Data records:

---

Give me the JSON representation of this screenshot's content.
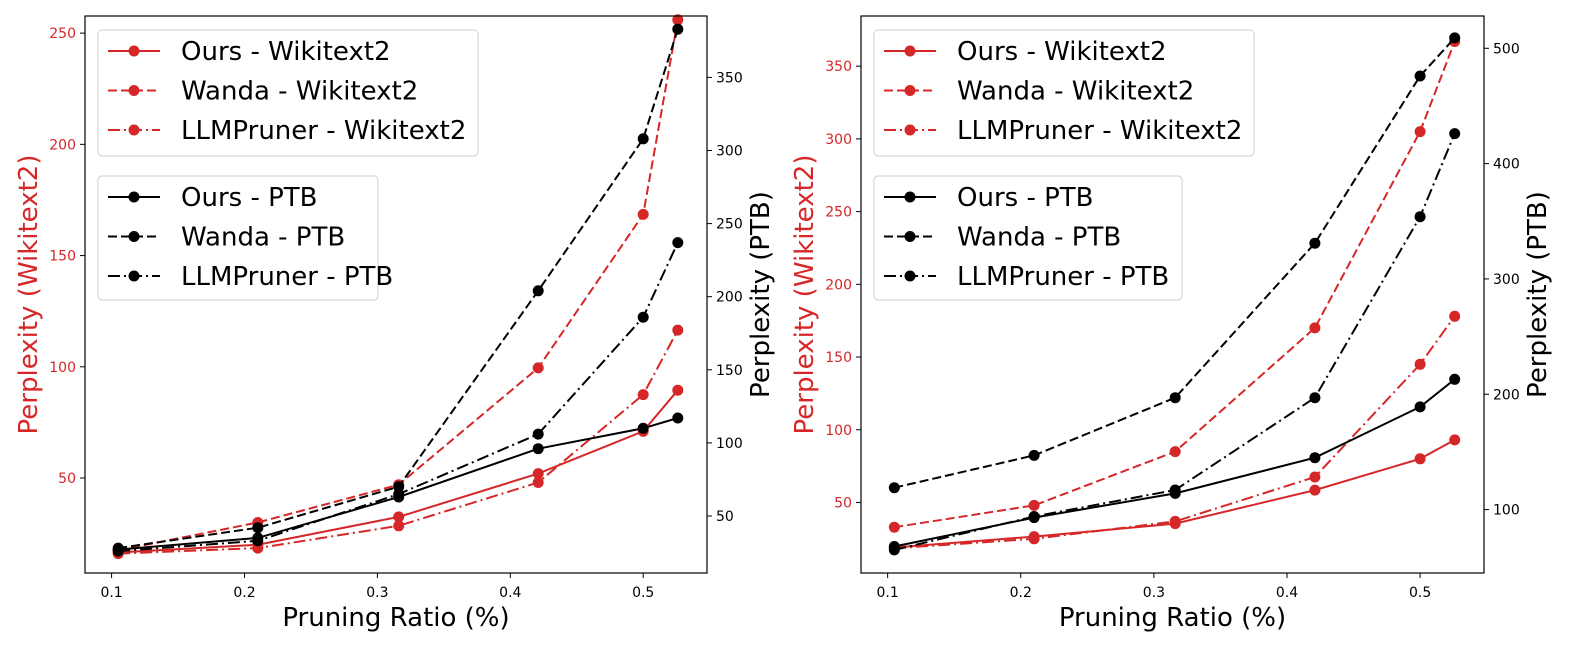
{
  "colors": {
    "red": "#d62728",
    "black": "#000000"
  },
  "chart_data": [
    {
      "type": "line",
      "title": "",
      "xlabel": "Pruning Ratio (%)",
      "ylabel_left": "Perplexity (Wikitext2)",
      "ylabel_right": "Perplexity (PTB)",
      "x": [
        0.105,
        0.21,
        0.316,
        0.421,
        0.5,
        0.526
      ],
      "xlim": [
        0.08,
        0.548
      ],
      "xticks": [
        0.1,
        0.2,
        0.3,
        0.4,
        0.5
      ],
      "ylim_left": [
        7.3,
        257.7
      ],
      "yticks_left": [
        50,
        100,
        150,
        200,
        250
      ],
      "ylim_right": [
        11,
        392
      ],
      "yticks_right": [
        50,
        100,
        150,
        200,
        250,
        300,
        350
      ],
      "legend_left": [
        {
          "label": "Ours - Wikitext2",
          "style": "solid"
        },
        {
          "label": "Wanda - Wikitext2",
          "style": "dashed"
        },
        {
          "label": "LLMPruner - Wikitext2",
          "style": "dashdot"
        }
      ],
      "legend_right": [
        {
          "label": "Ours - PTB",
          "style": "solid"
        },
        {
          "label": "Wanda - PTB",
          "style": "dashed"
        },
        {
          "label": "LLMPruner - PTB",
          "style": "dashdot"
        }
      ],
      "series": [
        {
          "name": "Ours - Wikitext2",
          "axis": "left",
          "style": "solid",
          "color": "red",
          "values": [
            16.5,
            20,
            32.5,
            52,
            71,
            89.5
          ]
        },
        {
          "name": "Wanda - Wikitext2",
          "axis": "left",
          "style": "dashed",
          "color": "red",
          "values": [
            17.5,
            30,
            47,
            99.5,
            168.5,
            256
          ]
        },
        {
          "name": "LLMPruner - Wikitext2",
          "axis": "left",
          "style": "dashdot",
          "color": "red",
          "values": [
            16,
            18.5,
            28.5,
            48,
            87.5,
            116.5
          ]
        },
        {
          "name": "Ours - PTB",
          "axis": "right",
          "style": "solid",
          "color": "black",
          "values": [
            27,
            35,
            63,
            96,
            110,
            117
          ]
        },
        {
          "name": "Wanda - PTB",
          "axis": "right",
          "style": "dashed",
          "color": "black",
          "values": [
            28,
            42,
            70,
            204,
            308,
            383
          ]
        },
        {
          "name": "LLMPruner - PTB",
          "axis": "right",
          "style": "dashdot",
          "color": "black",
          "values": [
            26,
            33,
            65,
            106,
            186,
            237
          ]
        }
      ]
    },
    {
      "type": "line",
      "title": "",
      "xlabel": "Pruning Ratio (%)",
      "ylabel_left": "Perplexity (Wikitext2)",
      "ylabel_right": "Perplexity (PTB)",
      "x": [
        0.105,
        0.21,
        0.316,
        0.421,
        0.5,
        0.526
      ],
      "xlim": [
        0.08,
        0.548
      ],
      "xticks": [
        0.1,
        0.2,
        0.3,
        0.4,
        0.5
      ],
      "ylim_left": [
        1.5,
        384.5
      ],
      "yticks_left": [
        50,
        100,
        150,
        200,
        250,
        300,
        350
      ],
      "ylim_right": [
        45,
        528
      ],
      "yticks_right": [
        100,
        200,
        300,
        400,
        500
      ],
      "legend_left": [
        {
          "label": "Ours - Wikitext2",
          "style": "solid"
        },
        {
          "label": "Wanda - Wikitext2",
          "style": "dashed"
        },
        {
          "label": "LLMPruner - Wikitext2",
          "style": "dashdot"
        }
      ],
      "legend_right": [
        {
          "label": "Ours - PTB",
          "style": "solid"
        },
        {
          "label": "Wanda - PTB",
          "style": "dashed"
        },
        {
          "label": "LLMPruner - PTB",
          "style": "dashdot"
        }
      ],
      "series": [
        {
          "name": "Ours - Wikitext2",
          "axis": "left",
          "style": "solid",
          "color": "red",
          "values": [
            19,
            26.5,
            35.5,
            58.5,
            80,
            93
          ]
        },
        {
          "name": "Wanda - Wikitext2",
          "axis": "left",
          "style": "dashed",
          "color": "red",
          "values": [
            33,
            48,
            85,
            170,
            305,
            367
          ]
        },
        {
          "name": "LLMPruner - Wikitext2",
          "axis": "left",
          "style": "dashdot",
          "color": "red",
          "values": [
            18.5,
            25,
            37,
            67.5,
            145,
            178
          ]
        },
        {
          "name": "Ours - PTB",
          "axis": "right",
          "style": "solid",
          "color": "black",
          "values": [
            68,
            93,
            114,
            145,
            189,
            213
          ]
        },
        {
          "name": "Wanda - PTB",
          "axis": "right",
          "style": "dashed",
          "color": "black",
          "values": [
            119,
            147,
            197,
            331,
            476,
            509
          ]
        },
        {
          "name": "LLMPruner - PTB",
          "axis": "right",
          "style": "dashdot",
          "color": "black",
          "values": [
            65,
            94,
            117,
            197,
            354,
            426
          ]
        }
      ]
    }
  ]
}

---

- [WHAT NEEDS TO BE DONE]:
Each record should be quoted exactly, with the images omitted.

- [RESULT]:
Give me the JSON representation of this screenshot's content.
{
  "colors": {
    "red": "#d62728",
    "black": "#000000"
  },
  "chart_data": [
    {
      "type": "line",
      "title": "",
      "xlabel": "Pruning Ratio (%)",
      "ylabel_left": "Perplexity (Wikitext2)",
      "ylabel_right": "Perplexity (PTB)",
      "x": [
        0.105,
        0.21,
        0.316,
        0.421,
        0.5,
        0.526
      ],
      "xlim": [
        0.08,
        0.548
      ],
      "xticks": [
        0.1,
        0.2,
        0.3,
        0.4,
        0.5
      ],
      "ylim_left": [
        7.3,
        257.7
      ],
      "yticks_left": [
        50,
        100,
        150,
        200,
        250
      ],
      "ylim_right": [
        11,
        392
      ],
      "yticks_right": [
        50,
        100,
        150,
        200,
        250,
        300,
        350
      ],
      "legend_left": [
        {
          "label": "Ours - Wikitext2",
          "style": "solid"
        },
        {
          "label": "Wanda - Wikitext2",
          "style": "dashed"
        },
        {
          "label": "LLMPruner - Wikitext2",
          "style": "dashdot"
        }
      ],
      "legend_right": [
        {
          "label": "Ours - PTB",
          "style": "solid"
        },
        {
          "label": "Wanda - PTB",
          "style": "dashed"
        },
        {
          "label": "LLMPruner - PTB",
          "style": "dashdot"
        }
      ],
      "series": [
        {
          "name": "Ours - Wikitext2",
          "axis": "left",
          "style": "solid",
          "color": "red",
          "values": [
            16.5,
            20,
            32.5,
            52,
            71,
            89.5
          ]
        },
        {
          "name": "Wanda - Wikitext2",
          "axis": "left",
          "style": "dashed",
          "color": "red",
          "values": [
            17.5,
            30,
            47,
            99.5,
            168.5,
            256
          ]
        },
        {
          "name": "LLMPruner - Wikitext2",
          "axis": "left",
          "style": "dashdot",
          "color": "red",
          "values": [
            16,
            18.5,
            28.5,
            48,
            87.5,
            116.5
          ]
        },
        {
          "name": "Ours - PTB",
          "axis": "right",
          "style": "solid",
          "color": "black",
          "values": [
            27,
            35,
            63,
            96,
            110,
            117
          ]
        },
        {
          "name": "Wanda - PTB",
          "axis": "right",
          "style": "dashed",
          "color": "black",
          "values": [
            28,
            42,
            70,
            204,
            308,
            383
          ]
        },
        {
          "name": "LLMPruner - PTB",
          "axis": "right",
          "style": "dashdot",
          "color": "black",
          "values": [
            26,
            33,
            65,
            106,
            186,
            237
          ]
        }
      ]
    },
    {
      "type": "line",
      "title": "",
      "xlabel": "Pruning Ratio (%)",
      "ylabel_left": "Perplexity (Wikitext2)",
      "ylabel_right": "Perplexity (PTB)",
      "x": [
        0.105,
        0.21,
        0.316,
        0.421,
        0.5,
        0.526
      ],
      "xlim": [
        0.08,
        0.548
      ],
      "xticks": [
        0.1,
        0.2,
        0.3,
        0.4,
        0.5
      ],
      "ylim_left": [
        1.5,
        384.5
      ],
      "yticks_left": [
        50,
        100,
        150,
        200,
        250,
        300,
        350
      ],
      "ylim_right": [
        45,
        528
      ],
      "yticks_right": [
        100,
        200,
        300,
        400,
        500
      ],
      "legend_left": [
        {
          "label": "Ours - Wikitext2",
          "style": "solid"
        },
        {
          "label": "Wanda - Wikitext2",
          "style": "dashed"
        },
        {
          "label": "LLMPruner - Wikitext2",
          "style": "dashdot"
        }
      ],
      "legend_right": [
        {
          "label": "Ours - PTB",
          "style": "solid"
        },
        {
          "label": "Wanda - PTB",
          "style": "dashed"
        },
        {
          "label": "LLMPruner - PTB",
          "style": "dashdot"
        }
      ],
      "series": [
        {
          "name": "Ours - Wikitext2",
          "axis": "left",
          "style": "solid",
          "color": "red",
          "values": [
            19,
            26.5,
            35.5,
            58.5,
            80,
            93
          ]
        },
        {
          "name": "Wanda - Wikitext2",
          "axis": "left",
          "style": "dashed",
          "color": "red",
          "values": [
            33,
            48,
            85,
            170,
            305,
            367
          ]
        },
        {
          "name": "LLMPruner - Wikitext2",
          "axis": "left",
          "style": "dashdot",
          "color": "red",
          "values": [
            18.5,
            25,
            37,
            67.5,
            145,
            178
          ]
        },
        {
          "name": "Ours - PTB",
          "axis": "right",
          "style": "solid",
          "color": "black",
          "values": [
            68,
            93,
            114,
            145,
            189,
            213
          ]
        },
        {
          "name": "Wanda - PTB",
          "axis": "right",
          "style": "dashed",
          "color": "black",
          "values": [
            119,
            147,
            197,
            331,
            476,
            509
          ]
        },
        {
          "name": "LLMPruner - PTB",
          "axis": "right",
          "style": "dashdot",
          "color": "black",
          "values": [
            65,
            94,
            117,
            197,
            354,
            426
          ]
        }
      ]
    }
  ]
}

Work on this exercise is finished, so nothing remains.